___ DATA SHOWN

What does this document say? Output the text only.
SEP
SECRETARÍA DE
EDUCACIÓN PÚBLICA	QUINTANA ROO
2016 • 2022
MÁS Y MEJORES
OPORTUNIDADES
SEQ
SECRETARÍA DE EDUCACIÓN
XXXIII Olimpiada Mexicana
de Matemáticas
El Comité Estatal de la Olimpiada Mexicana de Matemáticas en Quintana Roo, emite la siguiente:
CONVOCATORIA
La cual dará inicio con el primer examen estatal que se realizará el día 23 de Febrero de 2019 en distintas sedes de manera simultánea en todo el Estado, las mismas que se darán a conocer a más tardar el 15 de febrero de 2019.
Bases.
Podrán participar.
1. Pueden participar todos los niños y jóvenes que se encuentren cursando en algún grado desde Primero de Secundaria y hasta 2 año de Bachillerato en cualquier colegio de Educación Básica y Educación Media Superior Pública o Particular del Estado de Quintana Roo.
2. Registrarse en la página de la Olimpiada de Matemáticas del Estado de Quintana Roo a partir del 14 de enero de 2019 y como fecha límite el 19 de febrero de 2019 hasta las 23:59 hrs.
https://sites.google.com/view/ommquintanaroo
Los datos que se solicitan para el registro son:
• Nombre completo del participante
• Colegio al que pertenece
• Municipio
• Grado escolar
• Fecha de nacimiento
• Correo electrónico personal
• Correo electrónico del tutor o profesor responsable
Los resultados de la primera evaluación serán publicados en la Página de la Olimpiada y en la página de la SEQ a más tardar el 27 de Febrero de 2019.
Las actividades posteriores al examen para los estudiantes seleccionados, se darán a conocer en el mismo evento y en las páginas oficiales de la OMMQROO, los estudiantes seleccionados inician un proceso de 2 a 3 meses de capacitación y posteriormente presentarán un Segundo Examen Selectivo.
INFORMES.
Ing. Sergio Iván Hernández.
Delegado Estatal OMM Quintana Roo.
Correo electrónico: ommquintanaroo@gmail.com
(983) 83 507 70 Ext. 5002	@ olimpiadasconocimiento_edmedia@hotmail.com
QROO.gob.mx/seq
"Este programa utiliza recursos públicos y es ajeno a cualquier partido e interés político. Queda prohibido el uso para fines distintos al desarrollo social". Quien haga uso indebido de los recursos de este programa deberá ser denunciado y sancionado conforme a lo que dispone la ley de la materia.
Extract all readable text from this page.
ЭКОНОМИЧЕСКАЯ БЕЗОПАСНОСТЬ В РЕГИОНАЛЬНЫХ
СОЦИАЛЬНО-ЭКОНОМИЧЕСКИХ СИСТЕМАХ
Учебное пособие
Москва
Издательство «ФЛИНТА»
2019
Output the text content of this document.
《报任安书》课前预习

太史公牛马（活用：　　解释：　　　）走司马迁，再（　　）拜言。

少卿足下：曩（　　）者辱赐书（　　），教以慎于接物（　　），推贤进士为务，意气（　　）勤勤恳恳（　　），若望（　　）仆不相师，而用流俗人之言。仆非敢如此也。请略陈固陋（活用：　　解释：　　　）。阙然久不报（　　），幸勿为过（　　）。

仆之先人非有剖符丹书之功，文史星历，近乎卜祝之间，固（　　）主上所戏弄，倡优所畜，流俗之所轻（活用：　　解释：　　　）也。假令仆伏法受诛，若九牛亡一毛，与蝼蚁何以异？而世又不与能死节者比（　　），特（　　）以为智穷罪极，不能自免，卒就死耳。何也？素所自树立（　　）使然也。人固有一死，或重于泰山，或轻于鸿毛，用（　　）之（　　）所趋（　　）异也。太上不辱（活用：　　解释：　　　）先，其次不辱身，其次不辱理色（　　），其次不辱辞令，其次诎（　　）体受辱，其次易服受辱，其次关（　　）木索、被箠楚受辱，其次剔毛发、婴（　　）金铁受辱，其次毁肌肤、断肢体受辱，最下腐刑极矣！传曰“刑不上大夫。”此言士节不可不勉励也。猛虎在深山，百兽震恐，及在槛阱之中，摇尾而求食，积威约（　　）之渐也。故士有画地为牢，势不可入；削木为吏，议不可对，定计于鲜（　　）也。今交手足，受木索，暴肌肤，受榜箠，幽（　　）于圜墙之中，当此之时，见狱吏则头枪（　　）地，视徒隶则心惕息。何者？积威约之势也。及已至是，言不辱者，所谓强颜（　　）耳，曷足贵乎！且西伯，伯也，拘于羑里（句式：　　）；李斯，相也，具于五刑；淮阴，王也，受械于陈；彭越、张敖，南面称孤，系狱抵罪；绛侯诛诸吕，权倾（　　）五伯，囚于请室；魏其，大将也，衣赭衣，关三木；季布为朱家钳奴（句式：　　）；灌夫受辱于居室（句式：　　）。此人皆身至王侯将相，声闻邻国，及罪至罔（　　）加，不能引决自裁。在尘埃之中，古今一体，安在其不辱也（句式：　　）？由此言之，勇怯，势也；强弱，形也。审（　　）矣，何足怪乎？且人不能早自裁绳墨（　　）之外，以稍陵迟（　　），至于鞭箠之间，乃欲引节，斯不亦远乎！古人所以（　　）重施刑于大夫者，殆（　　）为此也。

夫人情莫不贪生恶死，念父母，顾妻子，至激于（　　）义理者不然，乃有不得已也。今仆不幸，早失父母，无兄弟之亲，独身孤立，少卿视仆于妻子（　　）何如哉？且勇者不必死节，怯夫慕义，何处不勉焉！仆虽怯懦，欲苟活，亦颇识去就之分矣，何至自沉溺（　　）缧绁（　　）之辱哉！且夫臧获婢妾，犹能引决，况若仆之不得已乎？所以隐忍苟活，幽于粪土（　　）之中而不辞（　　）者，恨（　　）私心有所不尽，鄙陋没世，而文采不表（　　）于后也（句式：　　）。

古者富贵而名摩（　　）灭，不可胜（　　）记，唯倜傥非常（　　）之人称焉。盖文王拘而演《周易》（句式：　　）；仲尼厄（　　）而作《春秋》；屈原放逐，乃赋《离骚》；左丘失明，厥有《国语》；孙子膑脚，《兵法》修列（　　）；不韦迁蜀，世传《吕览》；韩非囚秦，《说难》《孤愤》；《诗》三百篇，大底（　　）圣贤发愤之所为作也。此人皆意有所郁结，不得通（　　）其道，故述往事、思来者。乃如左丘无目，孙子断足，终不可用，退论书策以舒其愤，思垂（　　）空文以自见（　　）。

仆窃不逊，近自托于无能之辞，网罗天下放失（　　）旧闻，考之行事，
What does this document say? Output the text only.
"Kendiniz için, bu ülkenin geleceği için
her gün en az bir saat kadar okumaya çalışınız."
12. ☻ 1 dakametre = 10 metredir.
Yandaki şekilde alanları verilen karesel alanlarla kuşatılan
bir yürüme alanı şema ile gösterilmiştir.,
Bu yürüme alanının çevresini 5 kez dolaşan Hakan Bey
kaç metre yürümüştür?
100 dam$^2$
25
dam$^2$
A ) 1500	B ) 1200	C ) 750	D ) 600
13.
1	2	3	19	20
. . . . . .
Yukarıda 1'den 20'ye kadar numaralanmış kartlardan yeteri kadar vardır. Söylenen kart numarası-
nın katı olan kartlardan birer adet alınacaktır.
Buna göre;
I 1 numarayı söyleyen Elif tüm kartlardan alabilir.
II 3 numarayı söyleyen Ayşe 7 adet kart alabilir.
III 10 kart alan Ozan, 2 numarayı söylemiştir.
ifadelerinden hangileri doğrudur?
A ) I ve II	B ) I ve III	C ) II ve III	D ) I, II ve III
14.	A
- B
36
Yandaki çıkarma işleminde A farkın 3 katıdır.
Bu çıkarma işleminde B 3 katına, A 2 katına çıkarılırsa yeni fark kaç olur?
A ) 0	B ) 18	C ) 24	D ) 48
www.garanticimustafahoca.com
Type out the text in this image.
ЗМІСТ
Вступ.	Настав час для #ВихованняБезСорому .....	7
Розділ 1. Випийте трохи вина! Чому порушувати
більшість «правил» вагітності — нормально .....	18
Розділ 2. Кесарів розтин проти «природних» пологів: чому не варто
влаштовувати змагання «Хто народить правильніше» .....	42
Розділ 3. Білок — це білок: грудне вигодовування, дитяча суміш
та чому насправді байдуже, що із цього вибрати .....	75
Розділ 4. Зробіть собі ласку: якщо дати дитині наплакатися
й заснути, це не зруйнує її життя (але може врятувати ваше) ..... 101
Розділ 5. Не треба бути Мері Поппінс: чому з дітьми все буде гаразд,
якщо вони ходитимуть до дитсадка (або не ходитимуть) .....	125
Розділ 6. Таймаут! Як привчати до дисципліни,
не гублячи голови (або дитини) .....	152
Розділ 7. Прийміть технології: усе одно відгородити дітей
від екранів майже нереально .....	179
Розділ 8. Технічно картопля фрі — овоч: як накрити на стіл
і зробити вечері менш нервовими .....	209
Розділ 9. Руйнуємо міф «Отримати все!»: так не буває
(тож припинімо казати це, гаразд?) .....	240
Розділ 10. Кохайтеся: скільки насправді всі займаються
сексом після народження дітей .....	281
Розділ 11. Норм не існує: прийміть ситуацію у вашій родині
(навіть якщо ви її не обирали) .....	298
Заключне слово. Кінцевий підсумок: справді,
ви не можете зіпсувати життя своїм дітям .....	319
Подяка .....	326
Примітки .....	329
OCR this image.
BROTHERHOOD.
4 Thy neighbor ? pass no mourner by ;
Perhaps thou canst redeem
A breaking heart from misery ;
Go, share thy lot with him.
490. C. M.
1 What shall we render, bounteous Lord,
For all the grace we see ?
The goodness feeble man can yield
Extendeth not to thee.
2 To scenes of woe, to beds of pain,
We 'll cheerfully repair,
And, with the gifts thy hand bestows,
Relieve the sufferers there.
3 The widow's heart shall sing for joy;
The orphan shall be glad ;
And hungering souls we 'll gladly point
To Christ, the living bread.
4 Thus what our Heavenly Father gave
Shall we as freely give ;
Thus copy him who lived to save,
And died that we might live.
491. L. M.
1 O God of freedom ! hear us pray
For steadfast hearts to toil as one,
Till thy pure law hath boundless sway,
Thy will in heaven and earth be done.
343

______

• WRITTEN TASK: Extract from the data every line where "text" shows up.

• ANSWER TO THE EXERCISE:
What does this document say? Output the text only.
Extract all readable text from this page.
Output the text content of this document.
What does this document say? Output the text only.
Type out the text in this image.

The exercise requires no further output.